(Set problem): Whenever a line below holds the word "more", copy that line.

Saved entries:
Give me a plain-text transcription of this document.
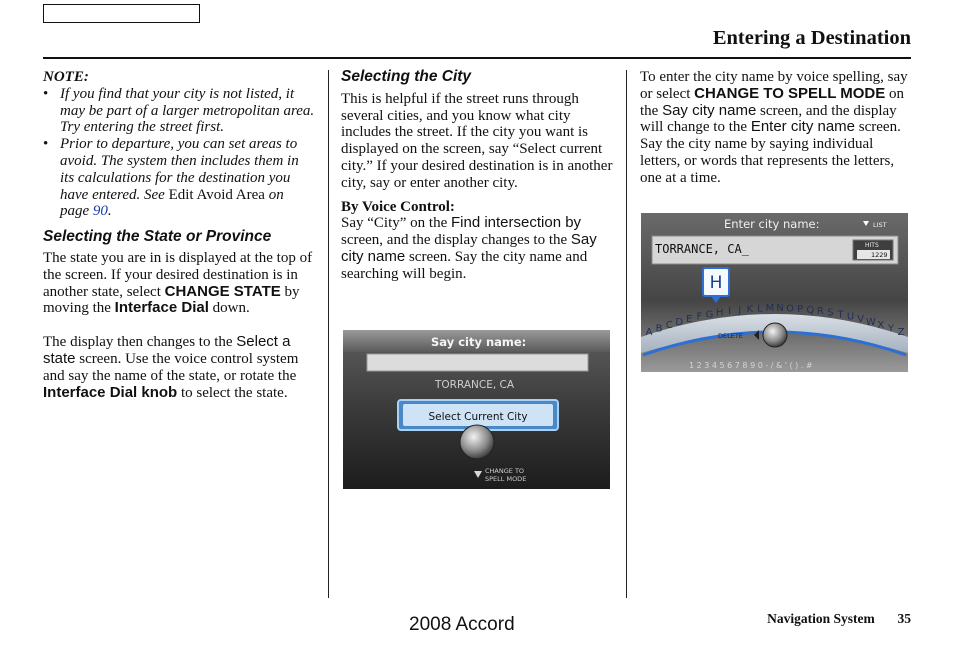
Entering a Destination

NOTE:

• If you find that your city is not listed, it may be part of a larger metropolitan area. Try entering the street first.
• Prior to departure, you can set areas to avoid. The system then includes them in its calculations for the destination you have entered. See Edit Avoid Area on page 90.

Selecting the State or Province

The state you are in is displayed at the top of the screen. If your desired destination is in another state, select CHANGE STATE by moving the Interface Dial down.

The display then changes to the Select a state screen. Use the voice control system and say the name of the state, or rotate the Interface Dial knob to select the state.

Selecting the City

This is helpful if the street runs through several cities, and you know what city includes the street. If the city you want is displayed on the screen, say “Select current city.” If your desired destination is in another city, say or enter another city.

By Voice Control:

Say “City” on the Find intersection by screen, and the display changes to the Say city name screen. Say the city name and searching will begin.

Say city name:
TORRANCE, CA
Select Current City
CHANGE TO
SPELL MODE

To enter the city name by voice spelling, say or select CHANGE TO SPELL MODE on the Say city name screen, and the display will change to the Enter city name screen.

Say the city name by saying individual letters, or words that represents the letters, one at a time.

Enter city name:	LIST
TORRANCE, CA_	HITS
1229
A B C D E F G H I J K L M N O P Q R S T U V W X Y Z
H
DELETE
1 2 3 4 5 6 7 8 9 0 - / & ' ( ) . #
2008 Accord	Navigation System 35
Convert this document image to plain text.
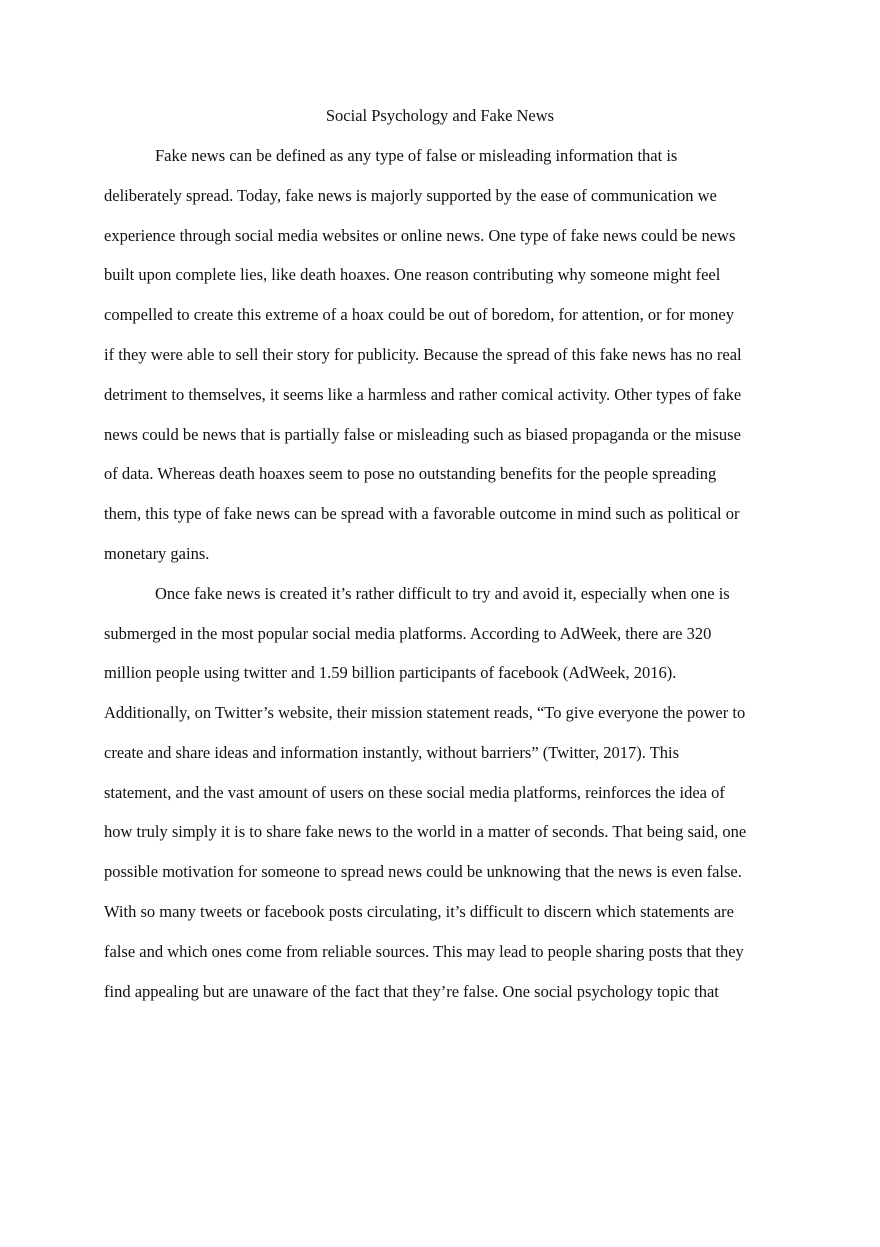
Social Psychology and Fake News
Fake news can be defined as any type of false or misleading information that is
deliberately spread. Today, fake news is majorly supported by the ease of communication we
experience through social media websites or online news. One type of fake news could be news
built upon complete lies, like death hoaxes. One reason contributing why someone might feel
compelled to create this extreme of a hoax could be out of boredom, for attention, or for money
if they were able to sell their story for publicity. Because the spread of this fake news has no real
detriment to themselves, it seems like a harmless and rather comical activity. Other types of fake
news could be news that is partially false or misleading such as biased propaganda or the misuse
of data. Whereas death hoaxes seem to pose no outstanding benefits for the people spreading
them, this type of fake news can be spread with a favorable outcome in mind such as political or
monetary gains.
Once fake news is created it’s rather difficult to try and avoid it, especially when one is
submerged in the most popular social media platforms. According to AdWeek, there are 320
million people using twitter and 1.59 billion participants of facebook (AdWeek, 2016).
Additionally, on Twitter’s website, their mission statement reads, “To give everyone the power to
create and share ideas and information instantly, without barriers” (Twitter, 2017). This
statement, and the vast amount of users on these social media platforms, reinforces the idea of
how truly simply it is to share fake news to the world in a matter of seconds. That being said, one
possible motivation for someone to spread news could be unknowing that the news is even false.
With so many tweets or facebook posts circulating, it’s difficult to discern which statements are
false and which ones come from reliable sources. This may lead to people sharing posts that they
find appealing but are unaware of the fact that they’re false. One social psychology topic that
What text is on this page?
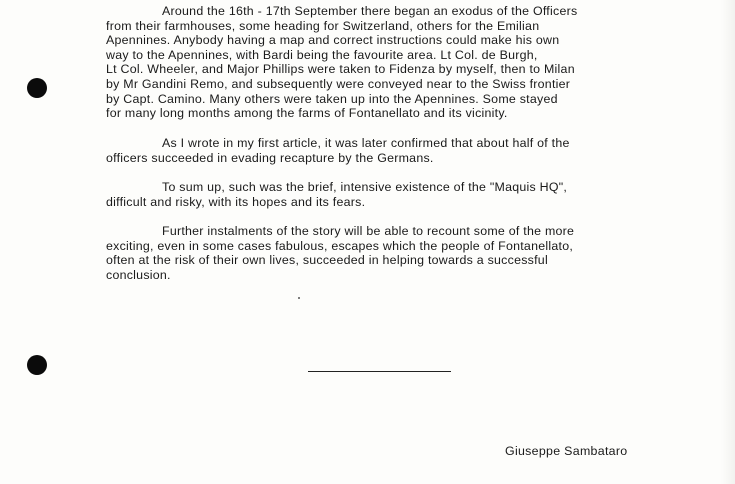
Around the 16th - 17th September there began an exodus of the Officers
from their farmhouses, some heading for Switzerland, others for the Emilian
Apennines. Anybody having a map and correct instructions could make his own
way to the Apennines, with Bardi being the favourite area. Lt Col. de Burgh,
Lt Col. Wheeler, and Major Phillips were taken to Fidenza by myself, then to Milan
by Mr Gandini Remo, and subsequently were conveyed near to the Swiss frontier
by Capt. Camino. Many others were taken up into the Apennines. Some stayed
for many long months among the farms of Fontanellato and its vicinity.

As I wrote in my first article, it was later confirmed that about half of the
officers succeeded in evading recapture by the Germans.

To sum up, such was the brief, intensive existence of the "Maquis HQ",
difficult and risky, with its hopes and its fears.

Further instalments of the story will be able to recount some of the more
exciting, even in some cases fabulous, escapes which the people of Fontanellato,
often at the risk of their own lives, succeeded in helping towards a successful
conclusion.

Giuseppe Sambataro
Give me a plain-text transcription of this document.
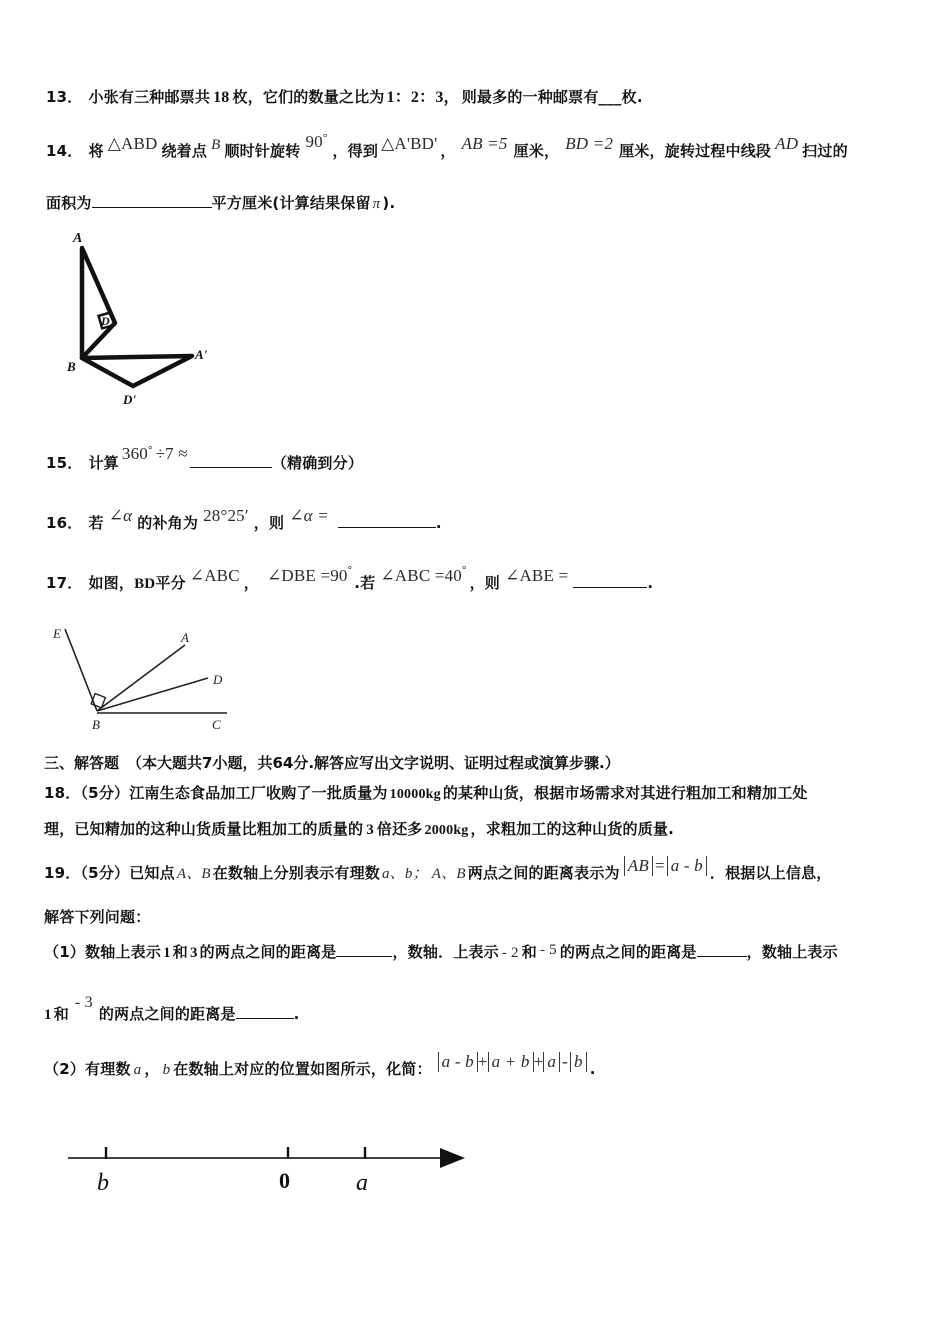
13． 小张有三种邮票共 18 枚，它们的数量之比为 1：2：3， 则最多的一种邮票有___枚.
14． 将 △ABD 绕着点 B 顺时针旋转 90°，得到 △A'BD' ， AB =5 厘米， BD =2 厘米，旋转过程中线段 AD 扫过的
面积为	平方厘米(计算结果保留 π ).
A
D
B
A'
D'
15． 计算 360° ÷7 ≈	（精确到分）
16． 若 ∠α 的补角为 28°25′ ，则 ∠α =	.
17． 如图，BD平分 ∠ABC ， ∠DBE =90°.若 ∠ABC =40°，则 ∠ABE =	.
E	A
D
B	C
三、解答题 （本大题共7小题，共64分.解答应写出文字说明、证明过程或演算步骤.）
18．（5分）江南生态食品加工厂收购了一批质量为 10000kg 的某种山货，根据市场需求对其进行粗加工和精加工处
理，已知精加的这种山货质量比粗加工的质量的 3 倍还多 2000kg ，求粗加工的这种山货的质量.
19．（5分）已知点 A、B 在数轴上分别表示有理数 a、b； A、B 两点之间的距离表示为 AB = a - b ．根据以上信息，
解答下列问题：
（1）数轴上表示 1 和 3 的两点之间的距离是	，数轴．上表示 - 2 和 - 5 的两点之间的距离是	，数轴上表示
1 和- 3的两点之间的距离是	.
（2）有理数 a ， b 在数轴上对应的位置如图所示，化简： a - b + a + b + a - b .
b	0	a
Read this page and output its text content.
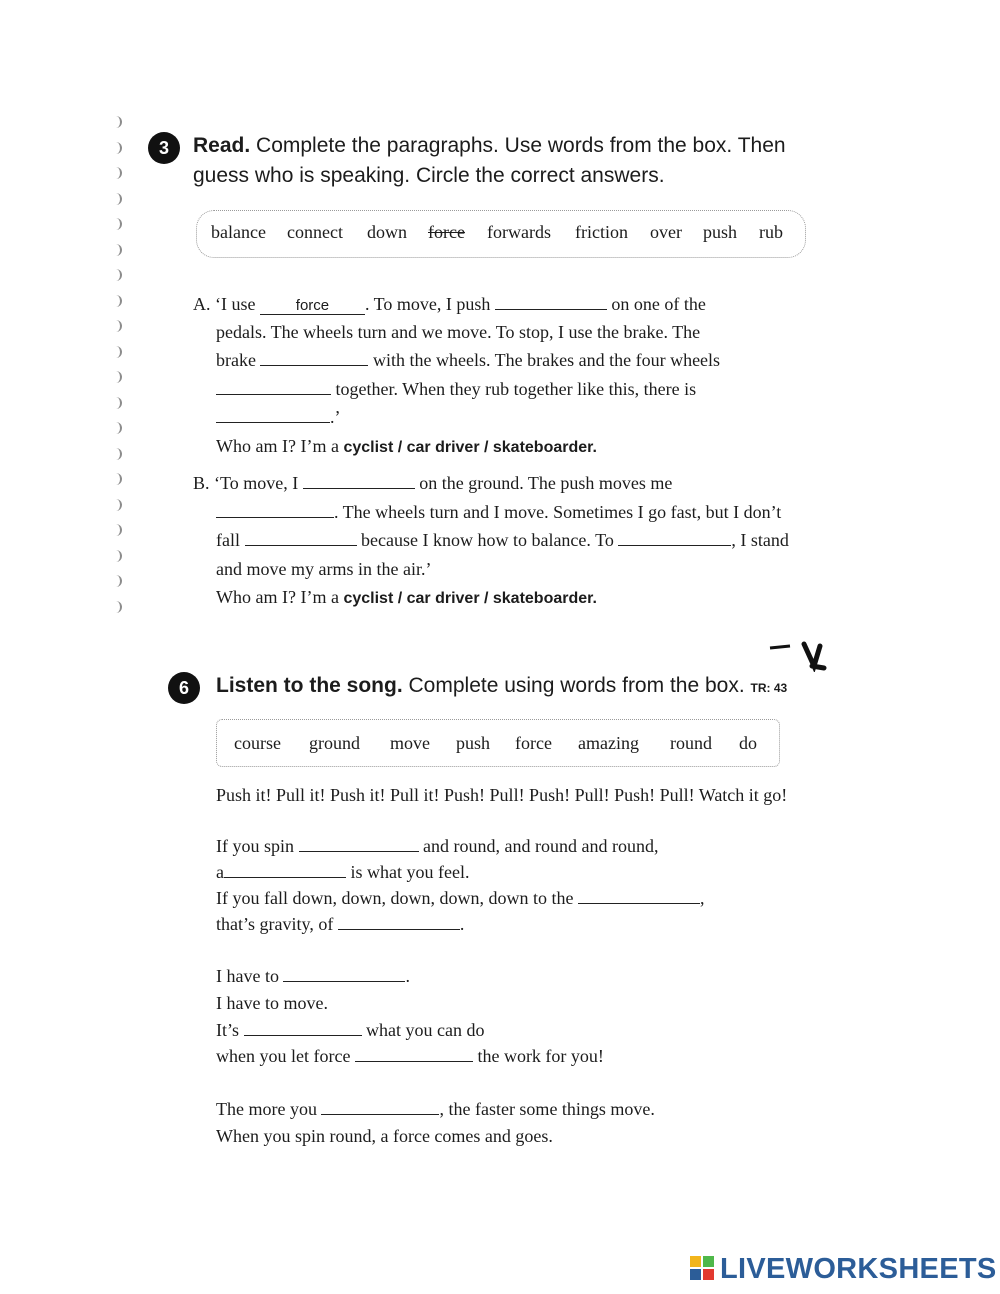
3	Read. Complete the paragraphs. Use words from the box. Then
guess who is speaking. Circle the correct answers.
balance connect down force forwards friction over push rub
A. ‘I use	force . To move, I push	on one of the
pedals. The wheels turn and we move. To stop, I use the brake. The
brake	with the wheels. The brakes and the four wheels
together. When they rub together like this, there is
.’
Who am I? I’m a cyclist / car driver / skateboarder.
B. ‘To move, I	on the ground. The push moves me
. The wheels turn and I move. Sometimes I go fast, but I don’t
fall	because I know how to balance. To	, I stand
and move my arms in the air.’
Who am I? I’m a cyclist / car driver / skateboarder.
6	Listen to the song. Complete using words from the box. TR: 43
course ground move push force amazing round do
Push it! Pull it! Push it! Pull it! Push! Pull! Push! Pull! Push! Pull! Watch it go!
If you spin	and round, and round and round,
a	is what you feel.
If you fall down, down, down, down, down to the	,
that’s gravity, of	.
I have to	.
I have to move.
It’s	what you can do
when you let force	the work for you!
The more you	, the faster some things move.
When you spin round, a force comes and goes.
LIVEWORKSHEETS
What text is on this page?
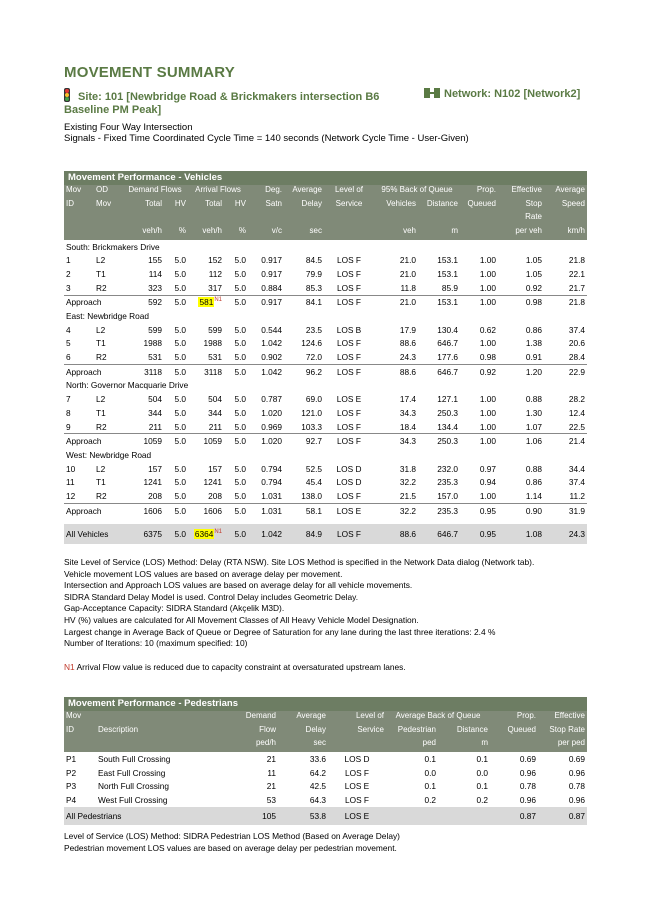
MOVEMENT SUMMARY
Site: 101 [Newbridge Road & Brickmakers intersection B6 Baseline PM Peak]
Network: N102 [Network2]
Existing Four Way Intersection
Signals - Fixed Time Coordinated Cycle Time = 140 seconds (Network Cycle Time - User-Given)
Movement Performance - Vehicles
Mov	OD	Demand Flows		Arrival Flows		Deg.	Average	Level of	95% Back of Queue		Prop.	Effective	Average
ID	Mov	Total	HV	Total	HV	Satn	Delay	Service	Vehicles	Distance	Queued	Stop	Speed
												Rate	
		veh/h	%	veh/h	%	v/c	sec		veh	m		per veh	km/h
South: Brickmakers Drive													
1	L2	155	5.0	152	5.0	0.917	84.5	LOS F	21.0	153.1	1.00	1.05	21.8
2	T1	114	5.0	112	5.0	0.917	79.9	LOS F	21.0	153.1	1.00	1.05	22.1
3	R2	323	5.0	317	5.0	0.884	85.3	LOS F	11.8	85.9	1.00	0.92	21.7
Approach		592	5.0	$581^{N1}$	5.0	0.917	84.1	LOS F	21.0	153.1	1.00	0.98	21.8
East: Newbridge Road													
4	L2	599	5.0	599	5.0	0.544	23.5	LOS B	17.9	130.4	0.62	0.86	37.4
5	T1	1988	5.0	1988	5.0	1.042	124.6	LOS F	88.6	646.7	1.00	1.38	20.6
6	R2	531	5.0	531	5.0	0.902	72.0	LOS F	24.3	177.6	0.98	0.91	28.4
Approach		3118	5.0	3118	5.0	1.042	96.2	LOS F	88.6	646.7	0.92	1.20	22.9
North: Governor Macquarie Drive													
7	L2	504	5.0	504	5.0	0.787	69.0	LOS E	17.4	127.1	1.00	0.88	28.2
8	T1	344	5.0	344	5.0	1.020	121.0	LOS F	34.3	250.3	1.00	1.30	12.4
9	R2	211	5.0	211	5.0	0.969	103.3	LOS F	18.4	134.4	1.00	1.07	22.5
Approach		1059	5.0	1059	5.0	1.020	92.7	LOS F	34.3	250.3	1.00	1.06	21.4
West: Newbridge Road													
10	L2	157	5.0	157	5.0	0.794	52.5	LOS D	31.8	232.0	0.97	0.88	34.4
11	T1	1241	5.0	1241	5.0	0.794	45.4	LOS D	32.2	235.3	0.94	0.86	37.4
12	R2	208	5.0	208	5.0	1.031	138.0	LOS F	21.5	157.0	1.00	1.14	11.2
Approach		1606	5.0	1606	5.0	1.031	58.1	LOS E	32.2	235.3	0.95	0.90	31.9

All Vehicles		6375	5.0	$6364^{N1}$	5.0	1.042	84.9	LOS F	88.6	646.7	0.95	1.08	24.3
Site Level of Service (LOS) Method: Delay (RTA NSW). Site LOS Method is specified in the Network Data dialog (Network tab).
Vehicle movement LOS values are based on average delay per movement.
Intersection and Approach LOS values are based on average delay for all vehicle movements.
SIDRA Standard Delay Model is used. Control Delay includes Geometric Delay.
Gap-Acceptance Capacity: SIDRA Standard (Akçelik M3D).
HV (%) values are calculated for All Movement Classes of All Heavy Vehicle Model Designation.
Largest change in Average Back of Queue or Degree of Saturation for any lane during the last three iterations: 2.4 %
Number of Iterations: 10 (maximum specified: 10)
N1 Arrival Flow value is reduced due to capacity constraint at oversaturated upstream lanes.
Movement Performance - Pedestrians
Mov		Demand	Average	Level of	Average Back of Queue		Prop.	Effective
ID	Description	Flow	Delay	Service	Pedestrian	Distance	Queued	Stop Rate
		ped/h	sec		ped	m		per ped
P1	South Full Crossing	21	33.6	LOS D	0.1	0.1	0.69	0.69
P2	East Full Crossing	11	64.2	LOS F	0.0	0.0	0.96	0.96
P3	North Full Crossing	21	42.5	LOS E	0.1	0.1	0.78	0.78
P4	West Full Crossing	53	64.3	LOS F	0.2	0.2	0.96	0.96
All Pedestrians		105	53.8	LOS E			0.87	0.87
Level of Service (LOS) Method: SIDRA Pedestrian LOS Method (Based on Average Delay)
Pedestrian movement LOS values are based on average delay per pedestrian movement.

(Task output):
Further instalments of the story will be able to recount some of the more
The more you	, the faster some things move.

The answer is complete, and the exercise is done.